- **EXERCISE TASK**:
Output all lines exactly.

- **EXERCISE DATA**:
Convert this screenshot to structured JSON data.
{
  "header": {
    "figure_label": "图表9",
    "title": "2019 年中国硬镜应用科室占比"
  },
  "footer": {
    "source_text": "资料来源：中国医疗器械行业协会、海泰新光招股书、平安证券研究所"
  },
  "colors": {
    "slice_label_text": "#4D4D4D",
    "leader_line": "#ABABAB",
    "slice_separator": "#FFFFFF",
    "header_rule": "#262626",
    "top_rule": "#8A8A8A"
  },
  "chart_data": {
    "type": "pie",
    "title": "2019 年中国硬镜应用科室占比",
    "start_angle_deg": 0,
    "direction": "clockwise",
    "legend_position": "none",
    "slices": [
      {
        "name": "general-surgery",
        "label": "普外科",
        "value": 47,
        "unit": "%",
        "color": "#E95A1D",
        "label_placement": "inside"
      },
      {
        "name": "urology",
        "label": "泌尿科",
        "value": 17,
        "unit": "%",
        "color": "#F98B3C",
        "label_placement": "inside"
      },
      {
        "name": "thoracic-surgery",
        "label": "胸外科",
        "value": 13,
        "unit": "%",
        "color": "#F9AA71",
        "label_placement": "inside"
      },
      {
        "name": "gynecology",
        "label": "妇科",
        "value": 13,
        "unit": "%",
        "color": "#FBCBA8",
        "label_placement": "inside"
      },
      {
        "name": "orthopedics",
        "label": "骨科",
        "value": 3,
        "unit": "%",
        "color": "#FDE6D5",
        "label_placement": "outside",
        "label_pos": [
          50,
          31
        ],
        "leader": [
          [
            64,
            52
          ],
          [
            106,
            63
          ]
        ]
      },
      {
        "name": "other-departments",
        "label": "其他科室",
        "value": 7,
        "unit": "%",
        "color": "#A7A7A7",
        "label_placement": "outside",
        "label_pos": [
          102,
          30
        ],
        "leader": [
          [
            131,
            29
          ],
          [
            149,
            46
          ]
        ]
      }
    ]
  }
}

- **WRITTEN SOLUTION**:
Convert this screenshot to structured JSON data.
{
  "header": {
    "figure_label": "图表9",
    "title": "2019 年中国硬镜应用科室占比"
  },
  "footer": {
    "source_text": "资料来源：中国医疗器械行业协会、海泰新光招股书、平安证券研究所"
  },
  "colors": {
    "slice_label_text": "#4D4D4D",
    "leader_line": "#ABABAB",
    "slice_separator": "#FFFFFF",
    "header_rule": "#262626",
    "top_rule": "#8A8A8A"
  },
  "chart_data": {
    "type": "pie",
    "title": "2019 年中国硬镜应用科室占比",
    "start_angle_deg": 0,
    "direction": "clockwise",
    "legend_position": "none",
    "slices": [
      {
        "name": "general-surgery",
        "label": "普外科",
        "value": 47,
        "unit": "%",
        "color": "#E95A1D",
        "label_placement": "inside"
      },
      {
        "name": "urology",
        "label": "泌尿科",
        "value": 17,
        "unit": "%",
        "color": "#F98B3C",
        "label_placement": "inside"
      },
      {
        "name": "thoracic-surgery",
        "label": "胸外科",
        "value": 13,
        "unit": "%",
        "color": "#F9AA71",
        "label_placement": "inside"
      },
      {
        "name": "gynecology",
        "label": "妇科",
        "value": 13,
        "unit": "%",
        "color": "#FBCBA8",
        "label_placement": "inside"
      },
      {
        "name": "orthopedics",
        "label": "骨科",
        "value": 3,
        "unit": "%",
        "color": "#FDE6D5",
        "label_placement": "outside",
        "label_pos": [
          50,
          31
        ],
        "leader": [
          [
            64,
            52
          ],
          [
            106,
            63
          ]
        ]
      },
      {
        "name": "other-departments",
        "label": "其他科室",
        "value": 7,
        "unit": "%",
        "color": "#A7A7A7",
        "label_placement": "outside",
        "label_pos": [
          102,
          30
        ],
        "leader": [
          [
            131,
            29
          ],
          [
            149,
            46
          ]
        ]
      }
    ]
  }
}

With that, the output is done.